Collected data

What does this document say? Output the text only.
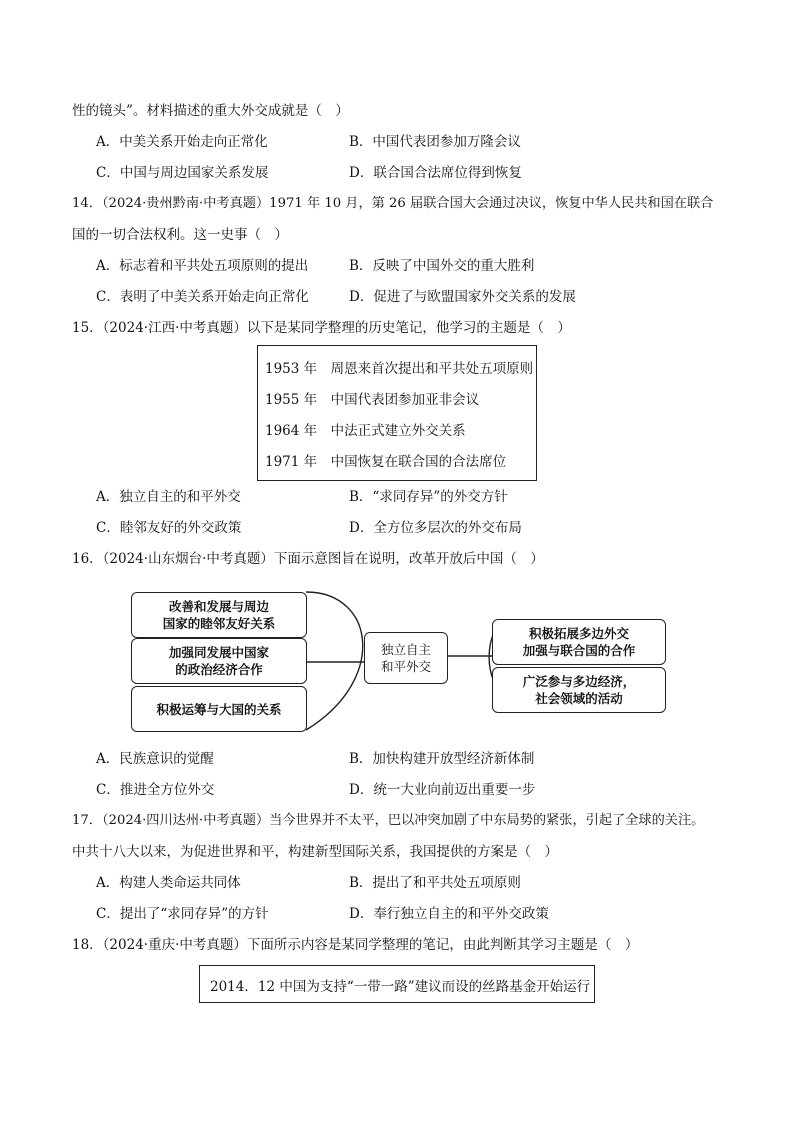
性的镜头”。材料描述的重大外交成就是（　）
A．中美关系开始走向正常化	B．中国代表团参加万隆会议
C．中国与周边国家关系发展	D．联合国合法席位得到恢复
14．（2024·贵州黔南·中考真题）1971 年 10 月，第 26 届联合国大会通过决议，恢复中华人民共和国在联合
国的一切合法权利。这一史事（　）
A．标志着和平共处五项原则的提出	B．反映了中国外交的重大胜利
C．表明了中美关系开始走向正常化	D．促进了与欧盟国家外交关系的发展
15．（2024·江西·中考真题）以下是某同学整理的历史笔记，他学习的主题是（　）
1953 年　周恩来首次提出和平共处五项原则
1955 年　中国代表团参加亚非会议
1964 年　中法正式建立外交关系
1971 年　中国恢复在联合国的合法席位
A．独立自主的和平外交	B．“求同存异”的外交方针
C．睦邻友好的外交政策	D．全方位多层次的外交布局
16．（2024·山东烟台·中考真题）下面示意图旨在说明，改革开放后中国（　）
改善和发展与周边
国家的睦邻友好关系
加强同发展中国家
的政治经济合作
积极运筹与大国的关系
独立自主
和平外交
积极拓展多边外交
加强与联合国的合作
广泛参与多边经济，
社会领域的活动
A．民族意识的觉醒	B．加快构建开放型经济新体制
C．推进全方位外交	D．统一大业向前迈出重要一步
17．（2024·四川达州·中考真题）当今世界并不太平，巴以冲突加剧了中东局势的紧张，引起了全球的关注。
中共十八大以来，为促进世界和平，构建新型国际关系，我国提供的方案是（　）
A．构建人类命运共同体	B．提出了和平共处五项原则
C．提出了“求同存异”的方针	D．奉行独立自主的和平外交政策
18．（2024·重庆·中考真题）下面所示内容是某同学整理的笔记，由此判断其学习主题是（　）
2014．12 中国为支持“一带一路”建议而设的丝路基金开始运行
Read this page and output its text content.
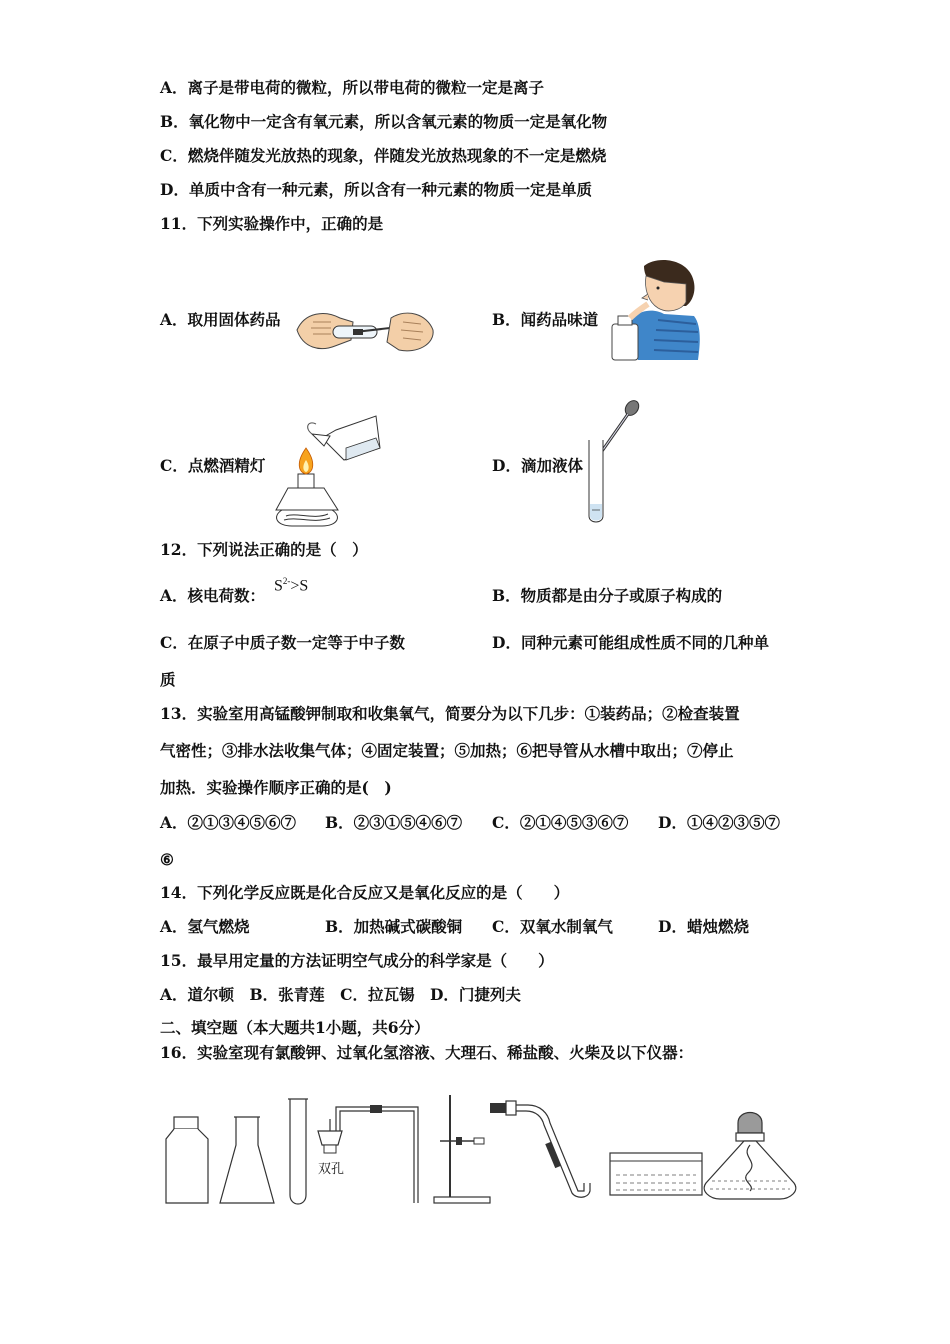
A．离子是带电荷的微粒，所以带电荷的微粒一定是离子
B．氧化物中一定含有氧元素，所以含氧元素的物质一定是氧化物
C．燃烧伴随发光放热的现象，伴随发光放热现象的不一定是燃烧
D．单质中含有一种元素，所以含有一种元素的物质一定是单质
11．下列实验操作中，正确的是
A．取用固体药品	B．闻药品味道
C．点燃酒精灯	D．滴加液体
12．下列说法正确的是（　）
A．核电荷数：
$S^{2-}>S$
B．物质都是由分子或原子构成的
C．在原子中质子数一定等于中子数	D．同种元素可能组成性质不同的几种单
质
13．实验室用高锰酸钾制取和收集氧气，简要分为以下几步：①装药品；②检查装置
气密性；③排水法收集气体；④固定装置；⑤加热；⑥把导管从水槽中取出；⑦停止
加热．实验操作顺序正确的是(　)
A．②①③④⑤⑥⑦ B．②③①⑤④⑥⑦ C．②①④⑤③⑥⑦ D．①④②③⑤⑦
⑥
14．下列化学反应既是化合反应又是氧化反应的是（　　）
A．氢气燃烧	B．加热碱式碳酸铜 C．双氧水制氧气	D．蜡烛燃烧
15．最早用定量的方法证明空气成分的科学家是（　　）
A．道尔顿　B．张青莲　C．拉瓦锡　D．门捷列夫
二、填空题（本大题共1小题，共6分）
16．实验室现有氯酸钾、过氧化氢溶液、大理石、稀盐酸、火柴及以下仪器：
双孔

**What this task involves**
From the data above, gather every line that includes the word "中考真题".

**Reply**
14．（2024·贵州黔南·中考真题）1971 年 10 月，第 26 届联合国大会通过决议，恢复中华人民共和国在联合
15．（2024·江西·中考真题）以下是某同学整理的历史笔记，他学习的主题是（　）
16．（2024·山东烟台·中考真题）下面示意图旨在说明，改革开放后中国（　）
17．（2024·四川达州·中考真题）当今世界并不太平，巴以冲突加剧了中东局势的紧张，引起了全球的关注。
18．（2024·重庆·中考真题）下面所示内容是某同学整理的笔记，由此判断其学习主题是（　）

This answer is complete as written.